• What to work on: Give every line from the entries that contains "immédiatement".

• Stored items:
* begin *

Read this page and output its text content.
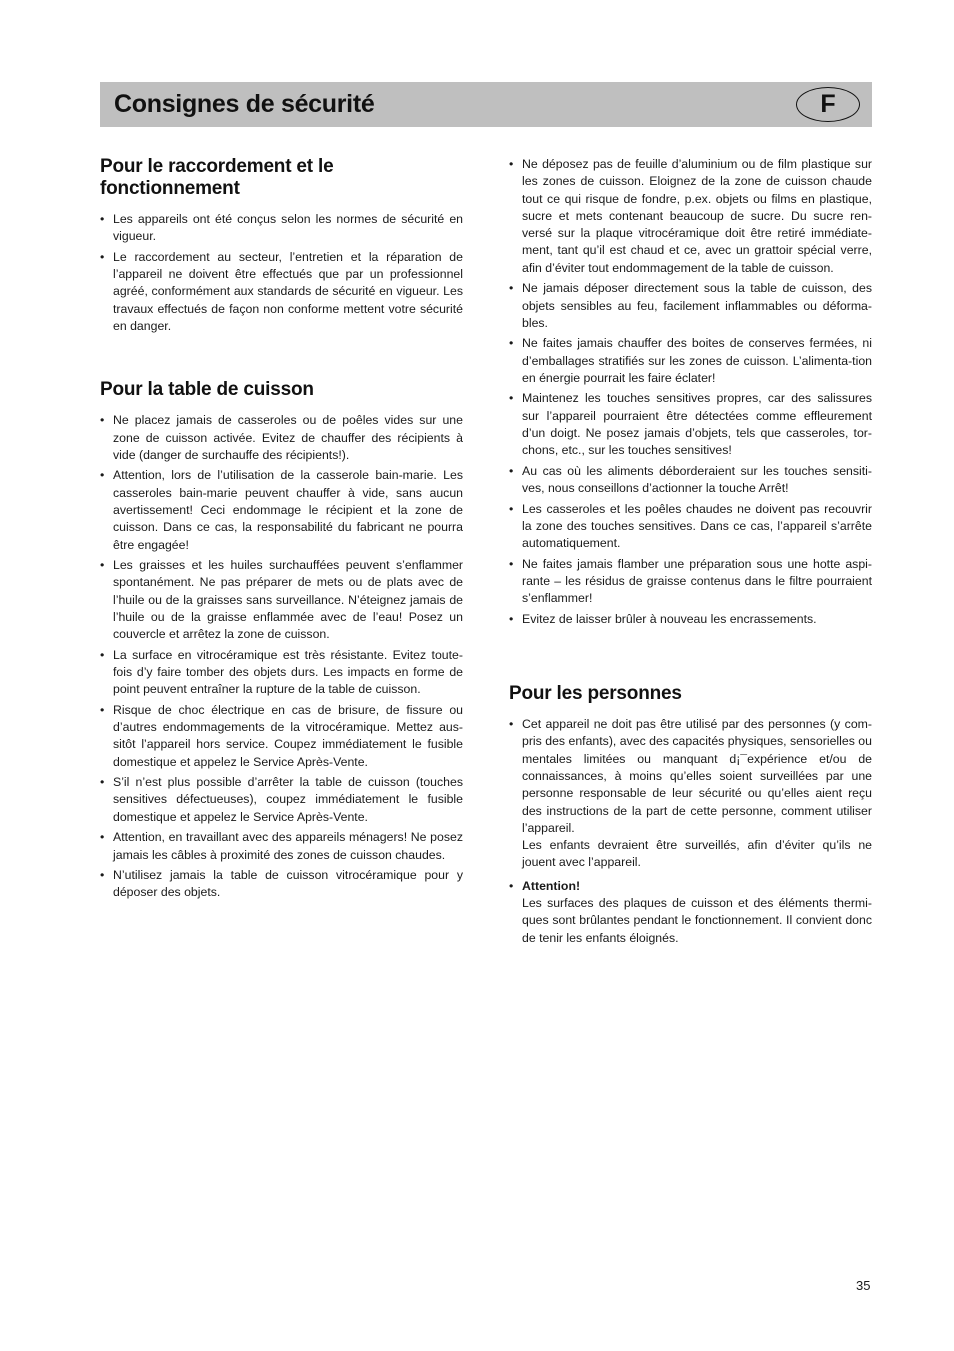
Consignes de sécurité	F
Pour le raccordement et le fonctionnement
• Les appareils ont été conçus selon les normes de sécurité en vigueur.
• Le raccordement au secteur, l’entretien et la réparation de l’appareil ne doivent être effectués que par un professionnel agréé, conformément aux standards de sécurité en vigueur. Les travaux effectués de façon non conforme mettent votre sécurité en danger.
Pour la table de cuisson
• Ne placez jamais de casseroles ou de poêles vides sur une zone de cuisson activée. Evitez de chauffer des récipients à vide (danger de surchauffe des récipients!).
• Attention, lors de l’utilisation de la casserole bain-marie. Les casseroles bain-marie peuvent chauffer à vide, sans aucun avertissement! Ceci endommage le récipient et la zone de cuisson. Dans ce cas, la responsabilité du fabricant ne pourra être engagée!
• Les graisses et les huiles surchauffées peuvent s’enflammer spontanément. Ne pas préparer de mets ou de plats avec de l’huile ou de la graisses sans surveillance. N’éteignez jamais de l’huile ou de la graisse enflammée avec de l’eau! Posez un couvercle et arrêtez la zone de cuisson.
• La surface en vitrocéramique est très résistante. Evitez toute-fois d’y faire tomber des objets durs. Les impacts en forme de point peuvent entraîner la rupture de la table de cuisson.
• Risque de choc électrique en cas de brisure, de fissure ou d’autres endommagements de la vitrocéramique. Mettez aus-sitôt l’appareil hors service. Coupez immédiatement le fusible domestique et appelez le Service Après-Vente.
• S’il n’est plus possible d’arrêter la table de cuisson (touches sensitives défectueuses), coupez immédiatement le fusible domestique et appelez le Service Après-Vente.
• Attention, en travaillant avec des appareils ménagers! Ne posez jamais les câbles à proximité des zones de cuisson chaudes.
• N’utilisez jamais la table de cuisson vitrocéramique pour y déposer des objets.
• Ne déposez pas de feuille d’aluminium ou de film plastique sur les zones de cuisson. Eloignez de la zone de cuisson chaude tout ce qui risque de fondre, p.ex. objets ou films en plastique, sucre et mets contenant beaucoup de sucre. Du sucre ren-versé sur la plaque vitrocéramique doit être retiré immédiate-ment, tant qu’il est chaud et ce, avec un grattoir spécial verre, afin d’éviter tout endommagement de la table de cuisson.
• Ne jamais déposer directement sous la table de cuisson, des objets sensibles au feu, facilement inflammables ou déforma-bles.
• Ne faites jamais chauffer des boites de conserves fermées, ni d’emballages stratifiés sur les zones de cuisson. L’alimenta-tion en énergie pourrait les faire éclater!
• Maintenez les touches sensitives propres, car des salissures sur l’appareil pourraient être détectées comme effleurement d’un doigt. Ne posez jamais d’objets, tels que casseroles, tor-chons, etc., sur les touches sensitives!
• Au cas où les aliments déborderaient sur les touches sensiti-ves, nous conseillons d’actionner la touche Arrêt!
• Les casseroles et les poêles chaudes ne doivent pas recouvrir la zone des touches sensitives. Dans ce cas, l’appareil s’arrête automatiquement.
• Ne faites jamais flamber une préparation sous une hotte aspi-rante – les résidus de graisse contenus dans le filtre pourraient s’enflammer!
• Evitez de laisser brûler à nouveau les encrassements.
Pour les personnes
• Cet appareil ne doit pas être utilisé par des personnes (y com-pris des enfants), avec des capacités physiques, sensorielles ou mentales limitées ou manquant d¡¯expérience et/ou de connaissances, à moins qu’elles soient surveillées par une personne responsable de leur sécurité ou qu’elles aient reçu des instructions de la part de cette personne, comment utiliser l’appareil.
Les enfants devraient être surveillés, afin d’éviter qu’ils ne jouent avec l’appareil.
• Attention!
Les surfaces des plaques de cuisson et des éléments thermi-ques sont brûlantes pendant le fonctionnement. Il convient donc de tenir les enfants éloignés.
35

* end *
* begin *

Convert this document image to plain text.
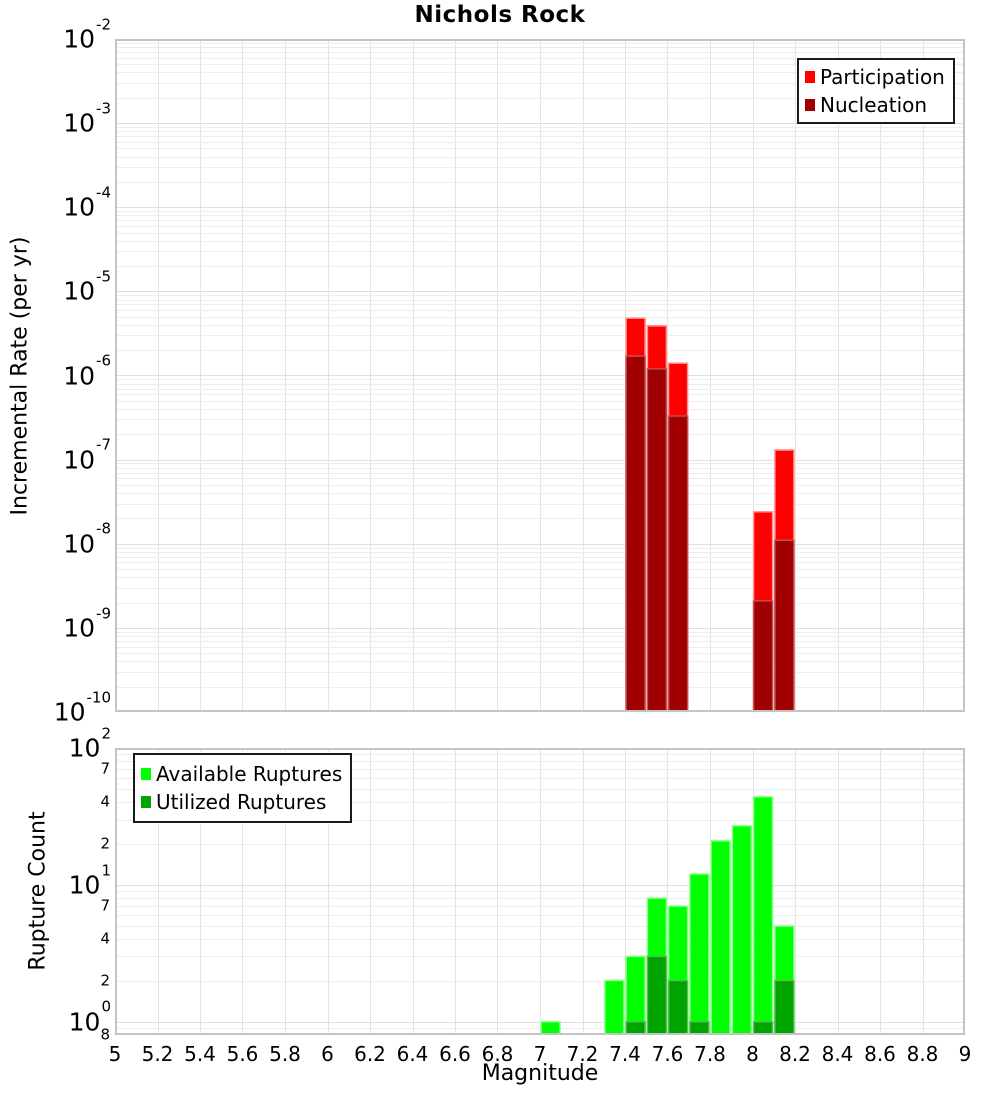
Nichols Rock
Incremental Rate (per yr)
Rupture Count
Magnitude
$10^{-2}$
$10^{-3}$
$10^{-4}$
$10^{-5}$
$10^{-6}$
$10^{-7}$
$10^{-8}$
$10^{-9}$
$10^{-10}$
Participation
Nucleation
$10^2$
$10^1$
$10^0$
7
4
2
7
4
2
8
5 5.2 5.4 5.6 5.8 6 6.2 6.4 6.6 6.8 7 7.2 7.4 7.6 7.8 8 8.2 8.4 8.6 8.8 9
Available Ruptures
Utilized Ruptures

* end *

• In response:
• Risque de choc électrique en cas de brisure, de fissure ou d’autres endommagements de la vitrocéramique. Mettez aus-sitôt l’appareil hors service. Coupez immédiatement le fusible domestique et appelez le Service Après-Vente.
• S’il n’est plus possible d’arrêter la table de cuisson (touches sensitives défectueuses), coupez immédiatement le fusible domestique et appelez le Service Après-Vente.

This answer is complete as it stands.